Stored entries

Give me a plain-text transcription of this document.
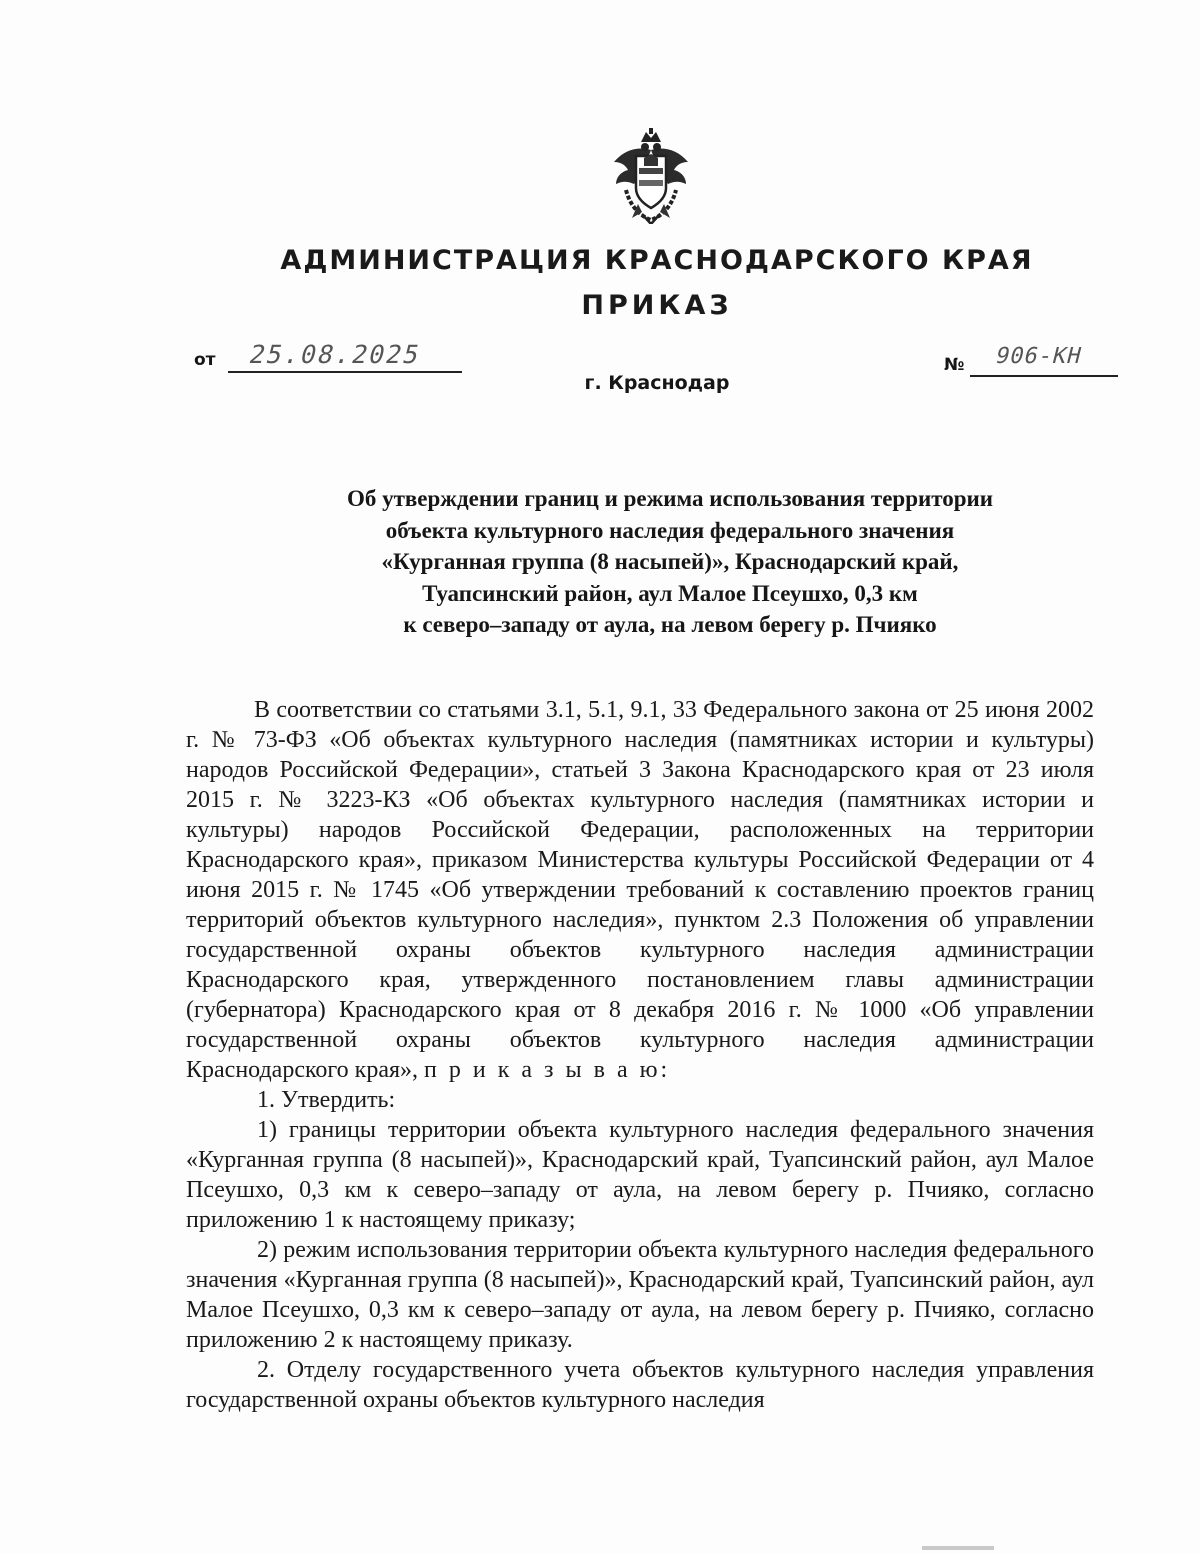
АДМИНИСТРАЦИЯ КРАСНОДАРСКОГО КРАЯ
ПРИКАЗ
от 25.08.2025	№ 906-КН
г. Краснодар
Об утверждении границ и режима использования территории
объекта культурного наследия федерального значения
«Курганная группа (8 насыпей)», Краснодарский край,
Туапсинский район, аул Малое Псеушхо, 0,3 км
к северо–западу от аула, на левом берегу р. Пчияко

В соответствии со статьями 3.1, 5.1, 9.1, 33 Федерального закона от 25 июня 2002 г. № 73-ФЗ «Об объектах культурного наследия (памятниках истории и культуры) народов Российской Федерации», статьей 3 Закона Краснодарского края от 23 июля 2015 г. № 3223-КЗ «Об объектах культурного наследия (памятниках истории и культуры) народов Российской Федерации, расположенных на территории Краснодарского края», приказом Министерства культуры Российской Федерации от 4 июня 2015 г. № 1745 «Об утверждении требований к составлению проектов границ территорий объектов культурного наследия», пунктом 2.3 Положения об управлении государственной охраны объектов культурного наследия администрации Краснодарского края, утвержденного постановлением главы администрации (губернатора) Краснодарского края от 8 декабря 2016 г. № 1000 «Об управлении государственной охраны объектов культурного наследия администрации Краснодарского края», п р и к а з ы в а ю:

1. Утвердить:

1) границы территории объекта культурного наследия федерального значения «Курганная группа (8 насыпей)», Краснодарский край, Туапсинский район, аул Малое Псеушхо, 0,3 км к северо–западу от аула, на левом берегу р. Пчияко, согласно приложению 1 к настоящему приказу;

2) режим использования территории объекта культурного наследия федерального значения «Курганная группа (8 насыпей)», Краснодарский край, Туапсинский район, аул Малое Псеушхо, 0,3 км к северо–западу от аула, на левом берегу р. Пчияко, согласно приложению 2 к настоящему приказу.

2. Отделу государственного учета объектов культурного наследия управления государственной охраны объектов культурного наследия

* * *

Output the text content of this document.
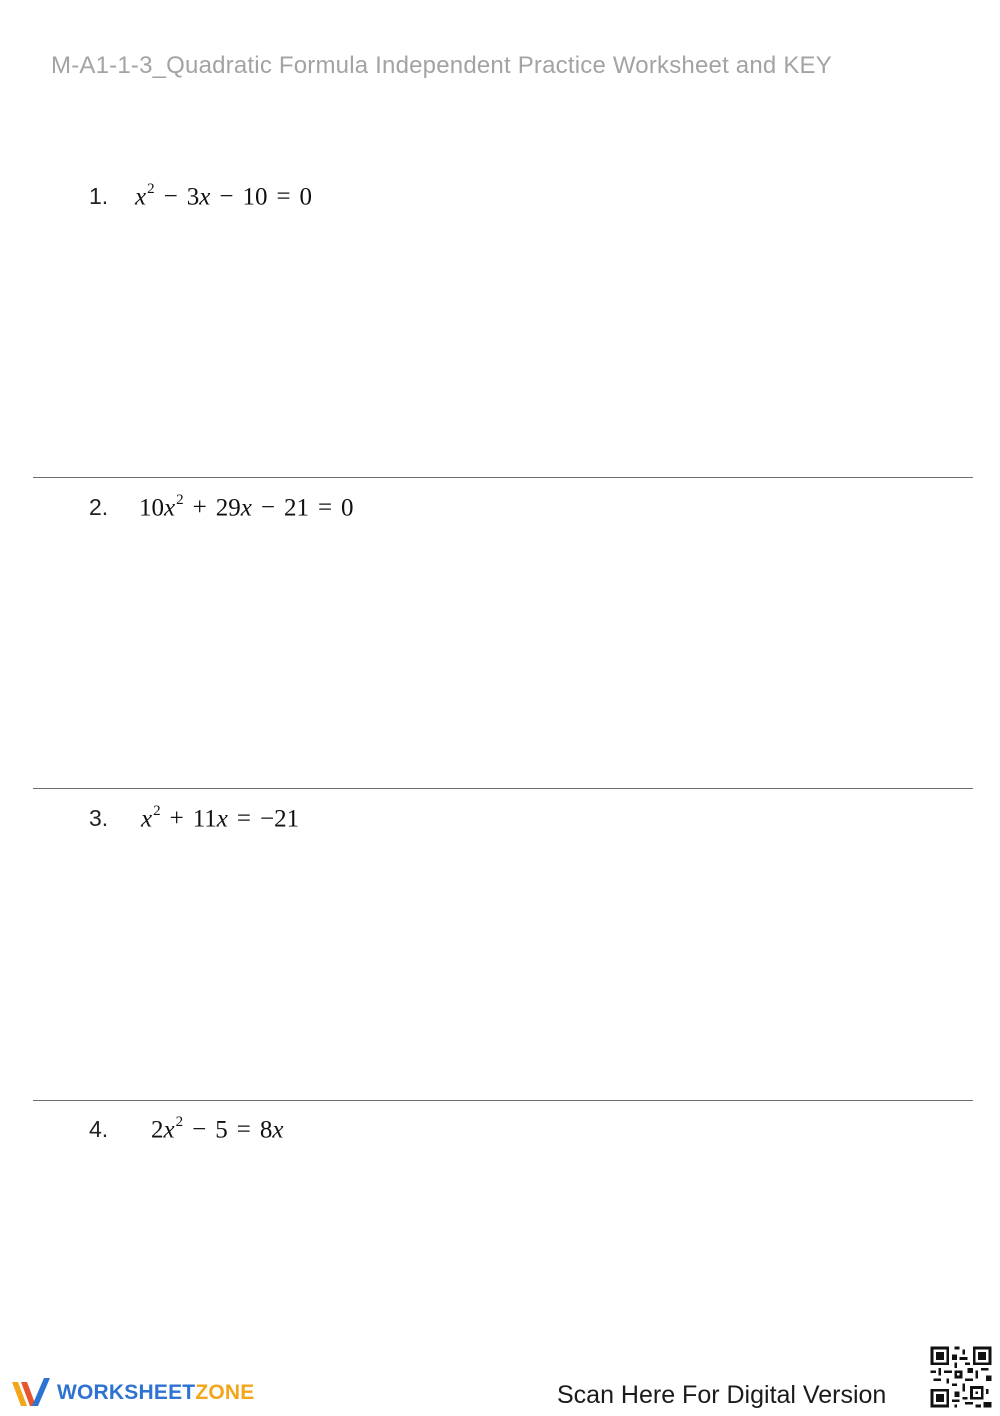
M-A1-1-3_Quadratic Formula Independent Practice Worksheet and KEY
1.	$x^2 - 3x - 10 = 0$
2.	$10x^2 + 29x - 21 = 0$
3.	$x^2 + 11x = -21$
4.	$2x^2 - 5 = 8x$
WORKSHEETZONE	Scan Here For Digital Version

* Exercise details:
Say how many lines of the data include the word "приказу". Respond with the number alone.

* Completed task:
2